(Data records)
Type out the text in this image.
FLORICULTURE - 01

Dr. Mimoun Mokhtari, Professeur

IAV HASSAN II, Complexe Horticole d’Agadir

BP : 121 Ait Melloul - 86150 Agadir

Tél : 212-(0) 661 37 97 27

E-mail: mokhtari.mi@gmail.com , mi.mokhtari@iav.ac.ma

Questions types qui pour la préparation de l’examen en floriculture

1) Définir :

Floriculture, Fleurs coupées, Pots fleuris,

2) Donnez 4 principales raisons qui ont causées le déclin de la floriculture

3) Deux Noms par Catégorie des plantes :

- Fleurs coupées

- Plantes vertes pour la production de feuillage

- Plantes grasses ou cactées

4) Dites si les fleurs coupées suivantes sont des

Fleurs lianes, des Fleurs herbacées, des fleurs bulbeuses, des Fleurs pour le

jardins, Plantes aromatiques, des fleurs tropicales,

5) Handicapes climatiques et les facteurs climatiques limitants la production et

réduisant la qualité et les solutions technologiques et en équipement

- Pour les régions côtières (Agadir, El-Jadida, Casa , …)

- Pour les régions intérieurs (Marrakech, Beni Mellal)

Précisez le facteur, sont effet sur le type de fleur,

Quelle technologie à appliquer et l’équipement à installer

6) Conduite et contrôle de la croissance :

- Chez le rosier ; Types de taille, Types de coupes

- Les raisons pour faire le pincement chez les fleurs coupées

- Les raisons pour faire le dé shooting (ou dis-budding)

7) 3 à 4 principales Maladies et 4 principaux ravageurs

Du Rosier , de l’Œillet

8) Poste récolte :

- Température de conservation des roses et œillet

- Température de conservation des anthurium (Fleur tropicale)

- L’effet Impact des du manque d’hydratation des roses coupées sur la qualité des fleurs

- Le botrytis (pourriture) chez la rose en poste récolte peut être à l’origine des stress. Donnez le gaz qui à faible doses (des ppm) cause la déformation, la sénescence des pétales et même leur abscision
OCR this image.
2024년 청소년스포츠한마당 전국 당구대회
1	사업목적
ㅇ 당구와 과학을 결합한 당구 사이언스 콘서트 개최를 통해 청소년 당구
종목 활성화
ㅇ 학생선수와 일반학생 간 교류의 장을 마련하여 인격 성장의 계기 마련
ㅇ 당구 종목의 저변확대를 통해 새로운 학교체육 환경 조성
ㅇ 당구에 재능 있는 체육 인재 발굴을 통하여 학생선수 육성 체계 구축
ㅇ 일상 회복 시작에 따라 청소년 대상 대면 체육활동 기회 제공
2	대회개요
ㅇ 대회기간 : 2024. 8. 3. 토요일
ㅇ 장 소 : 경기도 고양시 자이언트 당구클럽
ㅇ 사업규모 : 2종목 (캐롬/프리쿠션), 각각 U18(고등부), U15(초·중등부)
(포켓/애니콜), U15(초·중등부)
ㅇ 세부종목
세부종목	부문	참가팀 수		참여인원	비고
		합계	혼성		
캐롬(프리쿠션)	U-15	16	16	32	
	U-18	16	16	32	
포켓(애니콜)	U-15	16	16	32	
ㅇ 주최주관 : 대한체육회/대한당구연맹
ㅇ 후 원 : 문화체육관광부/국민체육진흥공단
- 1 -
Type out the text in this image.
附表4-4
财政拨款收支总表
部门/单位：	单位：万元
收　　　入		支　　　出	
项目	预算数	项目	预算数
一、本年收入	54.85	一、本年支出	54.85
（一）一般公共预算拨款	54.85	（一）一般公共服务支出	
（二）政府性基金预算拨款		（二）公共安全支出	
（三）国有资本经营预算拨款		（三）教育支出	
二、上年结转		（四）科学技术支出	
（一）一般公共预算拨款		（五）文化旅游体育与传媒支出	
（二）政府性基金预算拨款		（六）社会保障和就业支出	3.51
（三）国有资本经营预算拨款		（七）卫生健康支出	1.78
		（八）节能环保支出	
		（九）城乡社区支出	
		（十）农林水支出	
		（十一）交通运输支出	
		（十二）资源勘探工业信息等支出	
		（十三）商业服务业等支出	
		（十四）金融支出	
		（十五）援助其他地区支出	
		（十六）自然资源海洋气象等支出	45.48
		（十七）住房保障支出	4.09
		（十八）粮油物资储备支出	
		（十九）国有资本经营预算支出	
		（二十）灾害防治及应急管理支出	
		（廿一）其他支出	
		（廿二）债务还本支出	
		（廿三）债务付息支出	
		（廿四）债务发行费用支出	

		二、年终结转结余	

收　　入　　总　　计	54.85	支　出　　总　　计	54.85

= Work to be completed =
Go through the records. Copy each line where "qualité" appears.

= Response for this exercise =
réduisant la qualité et les solutions technologiques et en équipement
- L’effet Impact des du manque d’hydratation des roses coupées sur la qualité des fleurs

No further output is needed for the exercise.